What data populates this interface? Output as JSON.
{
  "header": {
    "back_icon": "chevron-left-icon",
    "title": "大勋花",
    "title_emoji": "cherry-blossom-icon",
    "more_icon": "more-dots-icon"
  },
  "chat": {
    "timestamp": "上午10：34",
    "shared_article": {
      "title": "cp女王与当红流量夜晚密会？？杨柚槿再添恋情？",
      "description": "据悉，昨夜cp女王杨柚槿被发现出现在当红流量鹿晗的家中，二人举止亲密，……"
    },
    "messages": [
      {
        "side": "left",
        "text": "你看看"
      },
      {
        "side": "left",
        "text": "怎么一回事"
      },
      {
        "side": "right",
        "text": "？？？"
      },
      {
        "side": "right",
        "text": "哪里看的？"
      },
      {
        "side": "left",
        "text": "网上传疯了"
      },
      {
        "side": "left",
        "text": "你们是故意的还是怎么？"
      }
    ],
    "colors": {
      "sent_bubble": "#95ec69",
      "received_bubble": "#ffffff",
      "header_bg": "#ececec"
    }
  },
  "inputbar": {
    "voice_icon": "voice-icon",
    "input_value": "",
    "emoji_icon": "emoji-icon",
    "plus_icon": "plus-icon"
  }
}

...

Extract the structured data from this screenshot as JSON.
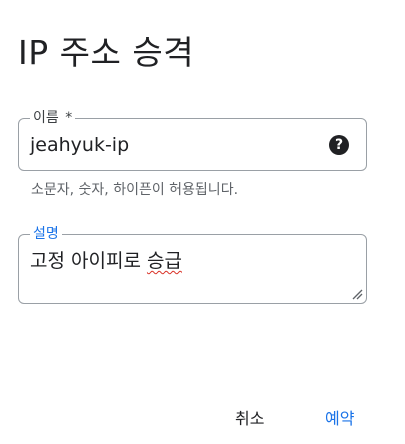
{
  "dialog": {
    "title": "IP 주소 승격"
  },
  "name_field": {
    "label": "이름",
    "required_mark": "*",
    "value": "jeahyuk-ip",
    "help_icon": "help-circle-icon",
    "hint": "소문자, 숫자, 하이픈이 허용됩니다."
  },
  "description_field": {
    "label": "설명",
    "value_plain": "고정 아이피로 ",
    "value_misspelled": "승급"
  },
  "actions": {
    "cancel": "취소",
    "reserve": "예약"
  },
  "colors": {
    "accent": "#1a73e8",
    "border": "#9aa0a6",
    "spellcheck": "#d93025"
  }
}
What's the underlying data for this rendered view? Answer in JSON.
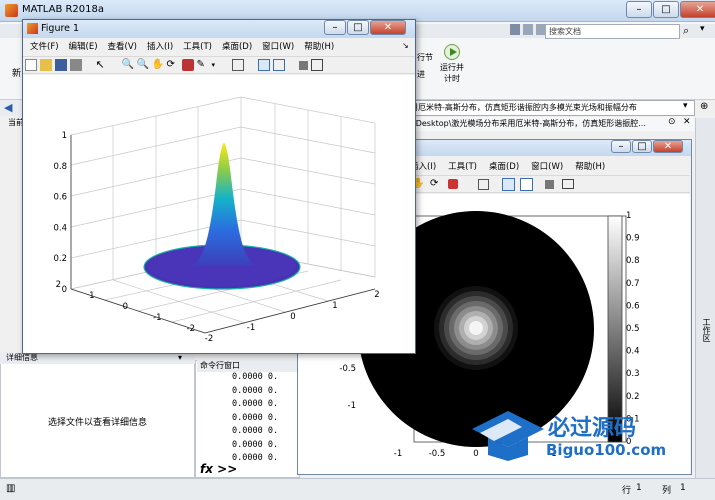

==

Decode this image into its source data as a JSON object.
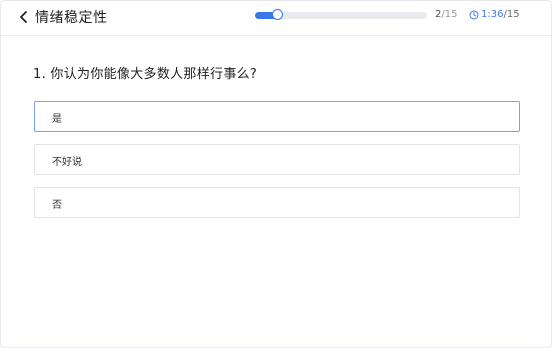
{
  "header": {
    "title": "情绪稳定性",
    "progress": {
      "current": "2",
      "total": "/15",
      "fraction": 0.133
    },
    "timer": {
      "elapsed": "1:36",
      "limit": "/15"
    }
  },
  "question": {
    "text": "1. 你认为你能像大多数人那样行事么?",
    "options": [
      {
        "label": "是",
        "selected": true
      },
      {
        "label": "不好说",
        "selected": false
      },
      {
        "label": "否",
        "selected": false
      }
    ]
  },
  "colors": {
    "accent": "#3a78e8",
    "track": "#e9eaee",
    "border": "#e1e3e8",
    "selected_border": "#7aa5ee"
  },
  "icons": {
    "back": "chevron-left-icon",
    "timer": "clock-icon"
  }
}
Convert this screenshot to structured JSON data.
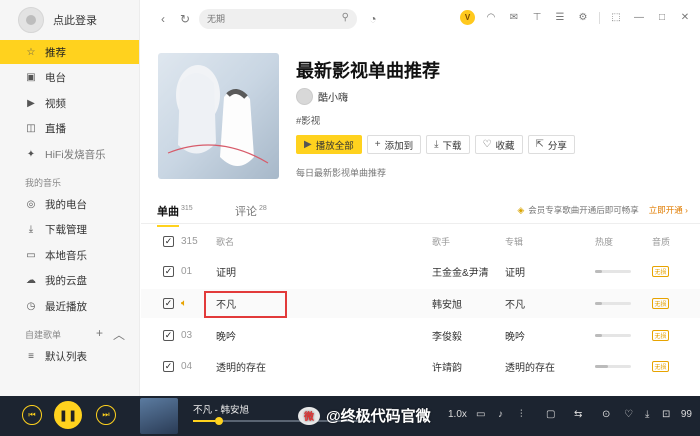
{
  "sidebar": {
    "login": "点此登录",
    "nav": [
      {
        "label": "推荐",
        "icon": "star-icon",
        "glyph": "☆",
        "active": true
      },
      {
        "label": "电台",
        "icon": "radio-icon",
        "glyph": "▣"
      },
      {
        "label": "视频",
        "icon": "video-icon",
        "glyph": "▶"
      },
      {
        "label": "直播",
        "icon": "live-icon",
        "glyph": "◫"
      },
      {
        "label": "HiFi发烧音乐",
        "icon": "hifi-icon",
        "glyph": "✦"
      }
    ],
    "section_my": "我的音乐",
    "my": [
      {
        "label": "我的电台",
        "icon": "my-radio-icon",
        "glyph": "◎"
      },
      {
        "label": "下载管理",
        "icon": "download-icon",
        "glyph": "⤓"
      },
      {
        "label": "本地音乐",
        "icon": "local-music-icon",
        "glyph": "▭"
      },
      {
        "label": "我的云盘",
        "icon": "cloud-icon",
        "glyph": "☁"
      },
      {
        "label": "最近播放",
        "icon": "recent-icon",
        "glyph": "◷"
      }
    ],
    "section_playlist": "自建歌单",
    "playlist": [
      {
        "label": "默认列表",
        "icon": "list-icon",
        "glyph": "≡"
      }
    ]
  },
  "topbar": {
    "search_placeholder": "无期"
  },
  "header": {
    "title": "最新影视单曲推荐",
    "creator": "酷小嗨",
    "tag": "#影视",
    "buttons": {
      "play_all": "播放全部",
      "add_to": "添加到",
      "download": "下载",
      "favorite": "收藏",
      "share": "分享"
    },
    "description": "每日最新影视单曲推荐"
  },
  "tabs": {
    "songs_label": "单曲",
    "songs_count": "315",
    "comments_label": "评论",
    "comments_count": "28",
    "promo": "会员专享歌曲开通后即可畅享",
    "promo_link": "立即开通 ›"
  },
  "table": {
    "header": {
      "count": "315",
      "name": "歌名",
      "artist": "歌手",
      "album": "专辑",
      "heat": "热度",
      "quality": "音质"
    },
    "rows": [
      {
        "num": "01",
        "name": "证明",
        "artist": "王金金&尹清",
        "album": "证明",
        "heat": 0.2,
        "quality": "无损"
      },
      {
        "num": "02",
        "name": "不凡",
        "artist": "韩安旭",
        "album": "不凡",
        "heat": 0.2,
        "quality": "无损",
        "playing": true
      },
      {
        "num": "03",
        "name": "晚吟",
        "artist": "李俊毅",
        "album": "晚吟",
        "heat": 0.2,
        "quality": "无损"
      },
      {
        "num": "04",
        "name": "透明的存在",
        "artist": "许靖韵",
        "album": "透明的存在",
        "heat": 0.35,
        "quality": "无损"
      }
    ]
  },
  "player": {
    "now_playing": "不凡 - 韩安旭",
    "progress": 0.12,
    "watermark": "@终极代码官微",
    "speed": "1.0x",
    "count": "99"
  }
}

## Prompt:
Omit all pictures and repeat exactly the lines from the one containing "Extract the structured" through the one containing "What's the underlying", ends included, with nothing added.

## Solution for this exercise:
Extract the structured data from this screenshot as JSON.
{
  "dialog": {
    "title": "IP 주소 승격"
  },
  "name_field": {
    "label": "이름",
    "required_mark": "*",
    "value": "jeahyuk-ip",
    "help_icon": "help-circle-icon",
    "hint": "소문자, 숫자, 하이픈이 허용됩니다."
  },
  "description_field": {
    "label": "설명",
    "value_plain": "고정 아이피로 ",
    "value_misspelled": "승급"
  },
  "actions": {
    "cancel": "취소",
    "reserve": "예약"
  },
  "colors": {
    "accent": "#1a73e8",
    "border": "#9aa0a6",
    "spellcheck": "#d93025"
  }
}
What's the underlying data for this rendered view? Answer in JSON.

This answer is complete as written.